Write out the listing exactly as it is given.
[BEGIN DATASET RECORDS]
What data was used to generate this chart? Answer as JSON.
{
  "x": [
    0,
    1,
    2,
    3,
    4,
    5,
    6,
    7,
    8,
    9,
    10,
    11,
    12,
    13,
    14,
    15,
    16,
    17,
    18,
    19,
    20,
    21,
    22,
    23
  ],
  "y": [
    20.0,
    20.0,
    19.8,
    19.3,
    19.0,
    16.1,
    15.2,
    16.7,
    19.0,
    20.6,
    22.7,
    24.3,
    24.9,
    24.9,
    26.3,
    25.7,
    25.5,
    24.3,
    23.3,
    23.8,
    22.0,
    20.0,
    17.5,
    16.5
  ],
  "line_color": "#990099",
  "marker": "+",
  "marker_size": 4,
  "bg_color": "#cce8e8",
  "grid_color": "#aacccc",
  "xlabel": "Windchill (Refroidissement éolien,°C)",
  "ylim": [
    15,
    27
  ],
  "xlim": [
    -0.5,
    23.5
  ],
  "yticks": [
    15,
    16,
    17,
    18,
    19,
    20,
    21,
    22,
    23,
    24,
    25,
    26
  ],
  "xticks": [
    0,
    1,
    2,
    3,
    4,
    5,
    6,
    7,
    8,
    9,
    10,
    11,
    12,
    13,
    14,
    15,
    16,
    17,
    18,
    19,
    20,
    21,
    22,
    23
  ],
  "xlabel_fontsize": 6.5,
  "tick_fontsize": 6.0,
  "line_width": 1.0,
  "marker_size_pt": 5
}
[END DATASET RECORDS]
▸ TASK SOLUTION:
What data was used to generate this chart? Answer as JSON.
{
  "x": [
    0,
    1,
    2,
    3,
    4,
    5,
    6,
    7,
    8,
    9,
    10,
    11,
    12,
    13,
    14,
    15,
    16,
    17,
    18,
    19,
    20,
    21,
    22,
    23
  ],
  "y": [
    20.0,
    20.0,
    19.8,
    19.3,
    19.0,
    16.1,
    15.2,
    16.7,
    19.0,
    20.6,
    22.7,
    24.3,
    24.9,
    24.9,
    26.3,
    25.7,
    25.5,
    24.3,
    23.3,
    23.8,
    22.0,
    20.0,
    17.5,
    16.5
  ],
  "line_color": "#990099",
  "marker": "+",
  "marker_size": 4,
  "bg_color": "#cce8e8",
  "grid_color": "#aacccc",
  "xlabel": "Windchill (Refroidissement éolien,°C)",
  "ylim": [
    15,
    27
  ],
  "xlim": [
    -0.5,
    23.5
  ],
  "yticks": [
    15,
    16,
    17,
    18,
    19,
    20,
    21,
    22,
    23,
    24,
    25,
    26
  ],
  "xticks": [
    0,
    1,
    2,
    3,
    4,
    5,
    6,
    7,
    8,
    9,
    10,
    11,
    12,
    13,
    14,
    15,
    16,
    17,
    18,
    19,
    20,
    21,
    22,
    23
  ],
  "xlabel_fontsize": 6.5,
  "tick_fontsize": 6.0,
  "line_width": 1.0,
  "marker_size_pt": 5
}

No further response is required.